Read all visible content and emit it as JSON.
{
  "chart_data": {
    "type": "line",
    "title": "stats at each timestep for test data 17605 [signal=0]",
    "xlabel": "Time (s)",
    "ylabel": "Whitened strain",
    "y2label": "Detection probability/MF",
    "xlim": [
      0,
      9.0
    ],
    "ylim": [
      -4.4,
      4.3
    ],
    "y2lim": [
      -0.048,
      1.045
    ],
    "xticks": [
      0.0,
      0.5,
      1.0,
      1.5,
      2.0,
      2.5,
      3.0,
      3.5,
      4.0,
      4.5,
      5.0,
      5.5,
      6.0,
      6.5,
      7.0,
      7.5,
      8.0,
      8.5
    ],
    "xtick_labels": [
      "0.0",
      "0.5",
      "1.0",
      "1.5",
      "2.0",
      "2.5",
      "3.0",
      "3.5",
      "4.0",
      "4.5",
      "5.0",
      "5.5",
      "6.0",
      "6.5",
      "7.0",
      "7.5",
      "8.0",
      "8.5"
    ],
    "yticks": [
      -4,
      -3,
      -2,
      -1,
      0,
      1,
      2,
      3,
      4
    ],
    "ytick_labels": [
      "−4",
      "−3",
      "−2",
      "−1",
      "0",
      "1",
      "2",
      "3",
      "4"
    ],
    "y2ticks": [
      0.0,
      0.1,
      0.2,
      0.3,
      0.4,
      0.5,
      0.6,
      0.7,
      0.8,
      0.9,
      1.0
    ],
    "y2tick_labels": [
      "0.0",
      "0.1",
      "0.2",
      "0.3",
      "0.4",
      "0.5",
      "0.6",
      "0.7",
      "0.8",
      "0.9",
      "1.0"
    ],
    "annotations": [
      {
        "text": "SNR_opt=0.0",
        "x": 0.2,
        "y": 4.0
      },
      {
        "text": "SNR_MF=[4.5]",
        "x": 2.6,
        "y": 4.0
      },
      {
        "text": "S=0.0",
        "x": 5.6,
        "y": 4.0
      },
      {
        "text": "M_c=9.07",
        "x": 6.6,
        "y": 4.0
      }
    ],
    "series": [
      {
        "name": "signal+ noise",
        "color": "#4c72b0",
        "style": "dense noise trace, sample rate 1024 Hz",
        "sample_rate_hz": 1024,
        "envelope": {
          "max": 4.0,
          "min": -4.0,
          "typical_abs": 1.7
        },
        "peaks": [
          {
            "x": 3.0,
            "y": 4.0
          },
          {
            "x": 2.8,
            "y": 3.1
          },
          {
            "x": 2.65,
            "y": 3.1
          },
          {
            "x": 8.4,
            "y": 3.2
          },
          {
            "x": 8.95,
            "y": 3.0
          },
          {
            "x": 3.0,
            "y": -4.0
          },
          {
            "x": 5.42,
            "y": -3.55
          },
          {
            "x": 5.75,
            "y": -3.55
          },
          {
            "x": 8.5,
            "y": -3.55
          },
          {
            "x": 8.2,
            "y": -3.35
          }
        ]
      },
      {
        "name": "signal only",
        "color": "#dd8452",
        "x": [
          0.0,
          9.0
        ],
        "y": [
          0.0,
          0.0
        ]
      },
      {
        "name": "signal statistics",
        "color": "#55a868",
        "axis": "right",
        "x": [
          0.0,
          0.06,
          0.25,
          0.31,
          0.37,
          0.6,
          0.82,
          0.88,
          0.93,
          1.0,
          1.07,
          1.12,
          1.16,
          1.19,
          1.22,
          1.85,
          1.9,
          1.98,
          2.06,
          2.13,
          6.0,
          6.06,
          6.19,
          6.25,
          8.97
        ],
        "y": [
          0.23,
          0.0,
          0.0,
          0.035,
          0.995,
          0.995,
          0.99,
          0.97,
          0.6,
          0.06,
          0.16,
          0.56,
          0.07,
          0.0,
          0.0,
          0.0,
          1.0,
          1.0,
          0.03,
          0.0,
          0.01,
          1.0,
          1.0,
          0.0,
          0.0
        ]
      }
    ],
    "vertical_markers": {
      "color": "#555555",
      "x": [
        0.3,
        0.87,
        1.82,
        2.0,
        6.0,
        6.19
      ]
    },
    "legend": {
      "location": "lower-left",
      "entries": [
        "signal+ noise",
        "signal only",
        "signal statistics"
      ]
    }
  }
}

§ Brief
Could you reproduce every record above exactly as it appears?

§ Solution to the exercise
Read all visible content and emit it as JSON.
{
  "chart_data": {
    "type": "line",
    "title": "stats at each timestep for test data 17605 [signal=0]",
    "xlabel": "Time (s)",
    "ylabel": "Whitened strain",
    "y2label": "Detection probability/MF",
    "xlim": [
      0,
      9.0
    ],
    "ylim": [
      -4.4,
      4.3
    ],
    "y2lim": [
      -0.048,
      1.045
    ],
    "xticks": [
      0.0,
      0.5,
      1.0,
      1.5,
      2.0,
      2.5,
      3.0,
      3.5,
      4.0,
      4.5,
      5.0,
      5.5,
      6.0,
      6.5,
      7.0,
      7.5,
      8.0,
      8.5
    ],
    "xtick_labels": [
      "0.0",
      "0.5",
      "1.0",
      "1.5",
      "2.0",
      "2.5",
      "3.0",
      "3.5",
      "4.0",
      "4.5",
      "5.0",
      "5.5",
      "6.0",
      "6.5",
      "7.0",
      "7.5",
      "8.0",
      "8.5"
    ],
    "yticks": [
      -4,
      -3,
      -2,
      -1,
      0,
      1,
      2,
      3,
      4
    ],
    "ytick_labels": [
      "−4",
      "−3",
      "−2",
      "−1",
      "0",
      "1",
      "2",
      "3",
      "4"
    ],
    "y2ticks": [
      0.0,
      0.1,
      0.2,
      0.3,
      0.4,
      0.5,
      0.6,
      0.7,
      0.8,
      0.9,
      1.0
    ],
    "y2tick_labels": [
      "0.0",
      "0.1",
      "0.2",
      "0.3",
      "0.4",
      "0.5",
      "0.6",
      "0.7",
      "0.8",
      "0.9",
      "1.0"
    ],
    "annotations": [
      {
        "text": "SNR_opt=0.0",
        "x": 0.2,
        "y": 4.0
      },
      {
        "text": "SNR_MF=[4.5]",
        "x": 2.6,
        "y": 4.0
      },
      {
        "text": "S=0.0",
        "x": 5.6,
        "y": 4.0
      },
      {
        "text": "M_c=9.07",
        "x": 6.6,
        "y": 4.0
      }
    ],
    "series": [
      {
        "name": "signal+ noise",
        "color": "#4c72b0",
        "style": "dense noise trace, sample rate 1024 Hz",
        "sample_rate_hz": 1024,
        "envelope": {
          "max": 4.0,
          "min": -4.0,
          "typical_abs": 1.7
        },
        "peaks": [
          {
            "x": 3.0,
            "y": 4.0
          },
          {
            "x": 2.8,
            "y": 3.1
          },
          {
            "x": 2.65,
            "y": 3.1
          },
          {
            "x": 8.4,
            "y": 3.2
          },
          {
            "x": 8.95,
            "y": 3.0
          },
          {
            "x": 3.0,
            "y": -4.0
          },
          {
            "x": 5.42,
            "y": -3.55
          },
          {
            "x": 5.75,
            "y": -3.55
          },
          {
            "x": 8.5,
            "y": -3.55
          },
          {
            "x": 8.2,
            "y": -3.35
          }
        ]
      },
      {
        "name": "signal only",
        "color": "#dd8452",
        "x": [
          0.0,
          9.0
        ],
        "y": [
          0.0,
          0.0
        ]
      },
      {
        "name": "signal statistics",
        "color": "#55a868",
        "axis": "right",
        "x": [
          0.0,
          0.06,
          0.25,
          0.31,
          0.37,
          0.6,
          0.82,
          0.88,
          0.93,
          1.0,
          1.07,
          1.12,
          1.16,
          1.19,
          1.22,
          1.85,
          1.9,
          1.98,
          2.06,
          2.13,
          6.0,
          6.06,
          6.19,
          6.25,
          8.97
        ],
        "y": [
          0.23,
          0.0,
          0.0,
          0.035,
          0.995,
          0.995,
          0.99,
          0.97,
          0.6,
          0.06,
          0.16,
          0.56,
          0.07,
          0.0,
          0.0,
          0.0,
          1.0,
          1.0,
          0.03,
          0.0,
          0.01,
          1.0,
          1.0,
          0.0,
          0.0
        ]
      }
    ],
    "vertical_markers": {
      "color": "#555555",
      "x": [
        0.3,
        0.87,
        1.82,
        2.0,
        6.0,
        6.19
      ]
    },
    "legend": {
      "location": "lower-left",
      "entries": [
        "signal+ noise",
        "signal only",
        "signal statistics"
      ]
    }
  }
}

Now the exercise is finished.